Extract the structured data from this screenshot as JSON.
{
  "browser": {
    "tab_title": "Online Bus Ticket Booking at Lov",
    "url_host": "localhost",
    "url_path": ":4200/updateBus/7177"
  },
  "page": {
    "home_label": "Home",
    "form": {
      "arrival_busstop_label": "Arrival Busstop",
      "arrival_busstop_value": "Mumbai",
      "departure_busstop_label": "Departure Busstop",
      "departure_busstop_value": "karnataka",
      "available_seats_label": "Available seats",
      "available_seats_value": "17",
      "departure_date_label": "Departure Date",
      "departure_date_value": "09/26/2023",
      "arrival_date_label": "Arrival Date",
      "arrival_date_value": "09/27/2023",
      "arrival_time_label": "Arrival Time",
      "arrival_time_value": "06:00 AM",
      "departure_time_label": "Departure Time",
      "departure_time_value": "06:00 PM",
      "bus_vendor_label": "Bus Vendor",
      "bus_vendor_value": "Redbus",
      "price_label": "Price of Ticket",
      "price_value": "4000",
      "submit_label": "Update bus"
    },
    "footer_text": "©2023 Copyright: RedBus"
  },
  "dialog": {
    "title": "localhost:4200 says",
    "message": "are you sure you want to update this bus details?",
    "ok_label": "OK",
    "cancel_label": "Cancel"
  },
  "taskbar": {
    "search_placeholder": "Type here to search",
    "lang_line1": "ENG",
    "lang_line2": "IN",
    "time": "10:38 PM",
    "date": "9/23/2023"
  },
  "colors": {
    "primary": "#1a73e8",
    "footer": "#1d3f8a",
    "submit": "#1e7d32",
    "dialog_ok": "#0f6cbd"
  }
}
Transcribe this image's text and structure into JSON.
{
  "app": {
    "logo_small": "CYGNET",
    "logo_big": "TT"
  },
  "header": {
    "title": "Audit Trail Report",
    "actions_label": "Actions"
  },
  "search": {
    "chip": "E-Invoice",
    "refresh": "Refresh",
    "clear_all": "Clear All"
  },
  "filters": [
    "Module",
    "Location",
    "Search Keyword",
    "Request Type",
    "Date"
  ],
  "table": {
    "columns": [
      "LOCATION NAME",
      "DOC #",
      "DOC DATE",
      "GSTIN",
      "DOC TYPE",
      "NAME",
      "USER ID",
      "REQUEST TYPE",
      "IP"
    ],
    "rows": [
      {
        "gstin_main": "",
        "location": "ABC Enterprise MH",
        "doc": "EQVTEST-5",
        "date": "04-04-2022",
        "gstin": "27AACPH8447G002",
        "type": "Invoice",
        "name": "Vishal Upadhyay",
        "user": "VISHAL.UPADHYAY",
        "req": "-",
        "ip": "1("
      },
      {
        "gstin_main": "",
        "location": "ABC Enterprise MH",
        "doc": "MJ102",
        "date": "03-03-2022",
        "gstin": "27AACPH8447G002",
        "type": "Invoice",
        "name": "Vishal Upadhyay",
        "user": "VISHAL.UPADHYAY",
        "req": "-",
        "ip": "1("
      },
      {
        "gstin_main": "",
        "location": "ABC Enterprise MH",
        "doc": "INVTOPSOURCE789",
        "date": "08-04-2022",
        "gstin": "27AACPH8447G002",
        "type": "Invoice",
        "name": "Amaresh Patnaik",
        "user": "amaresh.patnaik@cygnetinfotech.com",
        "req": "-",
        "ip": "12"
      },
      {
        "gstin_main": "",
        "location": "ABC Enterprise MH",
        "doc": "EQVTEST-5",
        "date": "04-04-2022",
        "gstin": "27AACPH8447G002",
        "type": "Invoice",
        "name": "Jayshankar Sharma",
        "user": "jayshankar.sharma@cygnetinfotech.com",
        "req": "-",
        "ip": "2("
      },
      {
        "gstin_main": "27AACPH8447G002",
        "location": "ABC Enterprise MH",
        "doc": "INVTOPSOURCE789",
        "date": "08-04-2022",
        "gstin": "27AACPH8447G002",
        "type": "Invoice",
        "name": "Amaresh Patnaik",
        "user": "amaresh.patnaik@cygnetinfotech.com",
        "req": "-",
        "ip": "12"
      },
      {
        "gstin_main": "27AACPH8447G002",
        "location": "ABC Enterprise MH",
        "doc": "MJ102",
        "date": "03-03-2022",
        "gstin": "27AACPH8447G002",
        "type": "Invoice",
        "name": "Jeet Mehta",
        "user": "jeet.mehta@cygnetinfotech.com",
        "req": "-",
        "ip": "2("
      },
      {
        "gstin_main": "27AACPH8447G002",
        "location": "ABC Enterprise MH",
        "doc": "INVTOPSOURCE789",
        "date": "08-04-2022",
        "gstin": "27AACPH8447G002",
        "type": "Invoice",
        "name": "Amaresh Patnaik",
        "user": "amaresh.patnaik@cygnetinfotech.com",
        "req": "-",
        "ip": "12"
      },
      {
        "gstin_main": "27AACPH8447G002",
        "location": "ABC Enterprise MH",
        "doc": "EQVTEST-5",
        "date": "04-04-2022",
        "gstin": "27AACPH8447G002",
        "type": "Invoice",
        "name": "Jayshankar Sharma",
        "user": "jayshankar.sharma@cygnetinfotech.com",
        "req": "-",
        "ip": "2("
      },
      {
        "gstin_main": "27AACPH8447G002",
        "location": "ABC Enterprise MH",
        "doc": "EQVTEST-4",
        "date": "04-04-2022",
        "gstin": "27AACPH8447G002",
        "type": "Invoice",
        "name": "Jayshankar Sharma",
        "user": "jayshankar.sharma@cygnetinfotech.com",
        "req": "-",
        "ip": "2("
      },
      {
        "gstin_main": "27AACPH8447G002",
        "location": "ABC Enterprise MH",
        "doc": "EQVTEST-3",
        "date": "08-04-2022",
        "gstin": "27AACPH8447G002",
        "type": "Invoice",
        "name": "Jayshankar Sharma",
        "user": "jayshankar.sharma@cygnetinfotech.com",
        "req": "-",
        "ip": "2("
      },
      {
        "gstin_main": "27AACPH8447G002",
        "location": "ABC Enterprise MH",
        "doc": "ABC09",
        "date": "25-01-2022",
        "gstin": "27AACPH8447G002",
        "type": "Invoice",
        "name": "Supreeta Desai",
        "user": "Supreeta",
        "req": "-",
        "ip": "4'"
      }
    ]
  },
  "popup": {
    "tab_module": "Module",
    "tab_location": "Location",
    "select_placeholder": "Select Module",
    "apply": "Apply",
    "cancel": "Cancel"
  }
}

**Problem description:** Copy, from the material, each line that holds the string "Ticket".

**Written solution:**
    "tab_title": "Online Bus Ticket Booking at Lov",
      "price_label": "Price of Ticket",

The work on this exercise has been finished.